— begin —
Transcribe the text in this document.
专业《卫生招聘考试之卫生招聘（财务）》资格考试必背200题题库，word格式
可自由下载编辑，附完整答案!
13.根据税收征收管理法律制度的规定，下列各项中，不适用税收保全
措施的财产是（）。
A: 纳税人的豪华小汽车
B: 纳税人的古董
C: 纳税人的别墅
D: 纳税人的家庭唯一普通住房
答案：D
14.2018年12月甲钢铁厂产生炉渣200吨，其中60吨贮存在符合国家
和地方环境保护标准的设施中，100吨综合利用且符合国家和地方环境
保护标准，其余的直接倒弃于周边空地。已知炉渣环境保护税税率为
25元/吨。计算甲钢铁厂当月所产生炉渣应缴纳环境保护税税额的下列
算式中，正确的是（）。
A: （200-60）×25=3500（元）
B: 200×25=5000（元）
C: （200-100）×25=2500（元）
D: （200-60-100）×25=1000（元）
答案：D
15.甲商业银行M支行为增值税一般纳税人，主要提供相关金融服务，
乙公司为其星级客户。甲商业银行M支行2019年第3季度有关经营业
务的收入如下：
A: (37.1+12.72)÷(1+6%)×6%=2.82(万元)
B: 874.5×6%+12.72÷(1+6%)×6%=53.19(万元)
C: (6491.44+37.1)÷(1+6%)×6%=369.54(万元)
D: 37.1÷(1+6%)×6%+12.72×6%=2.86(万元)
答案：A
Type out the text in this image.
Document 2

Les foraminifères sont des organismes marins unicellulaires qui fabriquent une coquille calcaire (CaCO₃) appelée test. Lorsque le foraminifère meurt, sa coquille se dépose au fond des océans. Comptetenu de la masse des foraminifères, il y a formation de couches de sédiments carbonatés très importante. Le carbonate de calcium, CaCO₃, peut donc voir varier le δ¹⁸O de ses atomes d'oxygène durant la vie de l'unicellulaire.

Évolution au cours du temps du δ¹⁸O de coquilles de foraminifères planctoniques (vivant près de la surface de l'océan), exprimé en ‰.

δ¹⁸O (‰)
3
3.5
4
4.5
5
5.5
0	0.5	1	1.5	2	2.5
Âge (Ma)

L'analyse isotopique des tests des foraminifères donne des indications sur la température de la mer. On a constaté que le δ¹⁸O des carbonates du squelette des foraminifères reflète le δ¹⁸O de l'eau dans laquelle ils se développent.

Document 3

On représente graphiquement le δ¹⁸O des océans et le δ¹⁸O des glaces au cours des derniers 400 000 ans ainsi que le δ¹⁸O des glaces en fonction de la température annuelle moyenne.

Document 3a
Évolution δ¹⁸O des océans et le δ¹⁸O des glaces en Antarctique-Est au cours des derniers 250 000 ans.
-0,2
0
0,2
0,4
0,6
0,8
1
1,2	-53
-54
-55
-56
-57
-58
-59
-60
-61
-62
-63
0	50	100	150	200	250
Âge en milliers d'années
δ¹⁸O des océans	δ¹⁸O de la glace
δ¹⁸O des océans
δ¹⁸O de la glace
— end —
## TASK GOAL
Print again the material above, limited to the lines from the one holding "Type out the text in this image." through the last, inclusive.

## PROBLEM SOLUTION
Type out the text in this image.
Document 2

Les foraminifères sont des organismes marins unicellulaires qui fabriquent une coquille calcaire (CaCO₃) appelée test. Lorsque le foraminifère meurt, sa coquille se dépose au fond des océans. Comptetenu de la masse des foraminifères, il y a formation de couches de sédiments carbonatés très importante. Le carbonate de calcium, CaCO₃, peut donc voir varier le δ¹⁸O de ses atomes d'oxygène durant la vie de l'unicellulaire.

Évolution au cours du temps du δ¹⁸O de coquilles de foraminifères planctoniques (vivant près de la surface de l'océan), exprimé en ‰.

δ¹⁸O (‰)
3
3.5
4
4.5
5
5.5
0	0.5	1	1.5	2	2.5
Âge (Ma)

L'analyse isotopique des tests des foraminifères donne des indications sur la température de la mer. On a constaté que le δ¹⁸O des carbonates du squelette des foraminifères reflète le δ¹⁸O de l'eau dans laquelle ils se développent.

Document 3

On représente graphiquement le δ¹⁸O des océans et le δ¹⁸O des glaces au cours des derniers 400 000 ans ainsi que le δ¹⁸O des glaces en fonction de la température annuelle moyenne.

Document 3a
Évolution δ¹⁸O des océans et le δ¹⁸O des glaces en Antarctique-Est au cours des derniers 250 000 ans.
-0,2
0
0,2
0,4
0,6
0,8
1
1,2	-53
-54
-55
-56
-57
-58
-59
-60
-61
-62
-63
0	50	100	150	200	250
Âge en milliers d'années
δ¹⁸O des océans	δ¹⁸O de la glace
δ¹⁸O des océans
δ¹⁸O de la glace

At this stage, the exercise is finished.